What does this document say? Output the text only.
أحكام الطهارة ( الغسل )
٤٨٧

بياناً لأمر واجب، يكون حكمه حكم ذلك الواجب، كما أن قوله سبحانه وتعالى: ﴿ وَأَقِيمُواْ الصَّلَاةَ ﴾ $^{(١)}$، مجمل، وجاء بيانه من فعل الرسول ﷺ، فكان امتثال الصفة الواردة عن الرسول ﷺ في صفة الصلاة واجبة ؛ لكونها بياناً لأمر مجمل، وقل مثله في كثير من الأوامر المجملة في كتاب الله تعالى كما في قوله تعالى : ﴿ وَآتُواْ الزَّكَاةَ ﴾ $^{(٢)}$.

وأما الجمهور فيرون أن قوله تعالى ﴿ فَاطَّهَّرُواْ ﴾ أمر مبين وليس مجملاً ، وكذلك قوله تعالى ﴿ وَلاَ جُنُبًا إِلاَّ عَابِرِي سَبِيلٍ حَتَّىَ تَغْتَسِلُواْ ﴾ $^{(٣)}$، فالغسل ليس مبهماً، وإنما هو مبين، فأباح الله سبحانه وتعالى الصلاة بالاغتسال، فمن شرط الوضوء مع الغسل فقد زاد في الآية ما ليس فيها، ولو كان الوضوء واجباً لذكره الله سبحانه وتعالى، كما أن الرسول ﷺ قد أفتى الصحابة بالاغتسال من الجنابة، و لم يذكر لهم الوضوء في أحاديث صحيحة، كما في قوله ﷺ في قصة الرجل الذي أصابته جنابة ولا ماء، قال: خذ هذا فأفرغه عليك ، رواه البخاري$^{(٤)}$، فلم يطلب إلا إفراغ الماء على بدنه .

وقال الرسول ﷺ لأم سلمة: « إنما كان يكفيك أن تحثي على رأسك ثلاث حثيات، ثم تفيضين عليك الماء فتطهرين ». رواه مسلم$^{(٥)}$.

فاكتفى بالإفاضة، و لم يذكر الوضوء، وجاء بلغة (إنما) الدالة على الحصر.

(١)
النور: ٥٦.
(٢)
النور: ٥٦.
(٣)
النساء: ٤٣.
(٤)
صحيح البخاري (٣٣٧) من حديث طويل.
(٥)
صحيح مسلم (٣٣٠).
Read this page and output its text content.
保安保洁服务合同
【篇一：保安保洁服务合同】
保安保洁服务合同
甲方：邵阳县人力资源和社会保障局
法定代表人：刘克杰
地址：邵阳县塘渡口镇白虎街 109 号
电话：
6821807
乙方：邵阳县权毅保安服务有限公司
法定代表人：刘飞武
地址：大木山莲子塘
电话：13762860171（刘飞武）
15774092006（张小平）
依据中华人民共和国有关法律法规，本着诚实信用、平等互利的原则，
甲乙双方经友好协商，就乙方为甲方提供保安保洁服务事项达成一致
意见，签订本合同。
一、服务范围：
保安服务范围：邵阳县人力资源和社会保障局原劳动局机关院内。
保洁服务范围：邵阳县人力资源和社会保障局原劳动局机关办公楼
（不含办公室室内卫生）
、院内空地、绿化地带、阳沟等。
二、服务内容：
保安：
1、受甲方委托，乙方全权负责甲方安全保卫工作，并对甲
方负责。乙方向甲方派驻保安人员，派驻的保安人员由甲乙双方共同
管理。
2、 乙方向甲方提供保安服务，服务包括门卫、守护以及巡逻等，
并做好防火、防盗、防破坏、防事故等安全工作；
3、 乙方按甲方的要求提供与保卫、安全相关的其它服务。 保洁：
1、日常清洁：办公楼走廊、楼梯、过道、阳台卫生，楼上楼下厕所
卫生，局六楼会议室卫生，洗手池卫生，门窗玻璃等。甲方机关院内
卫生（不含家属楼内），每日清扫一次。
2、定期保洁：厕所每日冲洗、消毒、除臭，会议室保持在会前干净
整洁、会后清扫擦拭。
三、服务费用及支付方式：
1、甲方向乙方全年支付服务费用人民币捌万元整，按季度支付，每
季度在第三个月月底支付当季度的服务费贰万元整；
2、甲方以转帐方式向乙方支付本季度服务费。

SHORT EXERCISE >> Starting with the line that contains "Read this page and output its text content.", write out each line through the end of the listing, exactly as it appears, and include nothing else.

RESPONSE >>
Read this page and output its text content.
保安保洁服务合同
【篇一：保安保洁服务合同】
保安保洁服务合同
甲方：邵阳县人力资源和社会保障局
法定代表人：刘克杰
地址：邵阳县塘渡口镇白虎街 109 号
电话：
6821807
乙方：邵阳县权毅保安服务有限公司
法定代表人：刘飞武
地址：大木山莲子塘
电话：13762860171（刘飞武）
15774092006（张小平）
依据中华人民共和国有关法律法规，本着诚实信用、平等互利的原则，
甲乙双方经友好协商，就乙方为甲方提供保安保洁服务事项达成一致
意见，签订本合同。
一、服务范围：
保安服务范围：邵阳县人力资源和社会保障局原劳动局机关院内。
保洁服务范围：邵阳县人力资源和社会保障局原劳动局机关办公楼
（不含办公室室内卫生）
、院内空地、绿化地带、阳沟等。
二、服务内容：
保安：
1、受甲方委托，乙方全权负责甲方安全保卫工作，并对甲
方负责。乙方向甲方派驻保安人员，派驻的保安人员由甲乙双方共同
管理。
2、 乙方向甲方提供保安服务，服务包括门卫、守护以及巡逻等，
并做好防火、防盗、防破坏、防事故等安全工作；
3、 乙方按甲方的要求提供与保卫、安全相关的其它服务。 保洁：
1、日常清洁：办公楼走廊、楼梯、过道、阳台卫生，楼上楼下厕所
卫生，局六楼会议室卫生，洗手池卫生，门窗玻璃等。甲方机关院内
卫生（不含家属楼内），每日清扫一次。
2、定期保洁：厕所每日冲洗、消毒、除臭，会议室保持在会前干净
整洁、会后清扫擦拭。
三、服务费用及支付方式：
1、甲方向乙方全年支付服务费用人民币捌万元整，按季度支付，每
季度在第三个月月底支付当季度的服务费贰万元整；
2、甲方以转帐方式向乙方支付本季度服务费。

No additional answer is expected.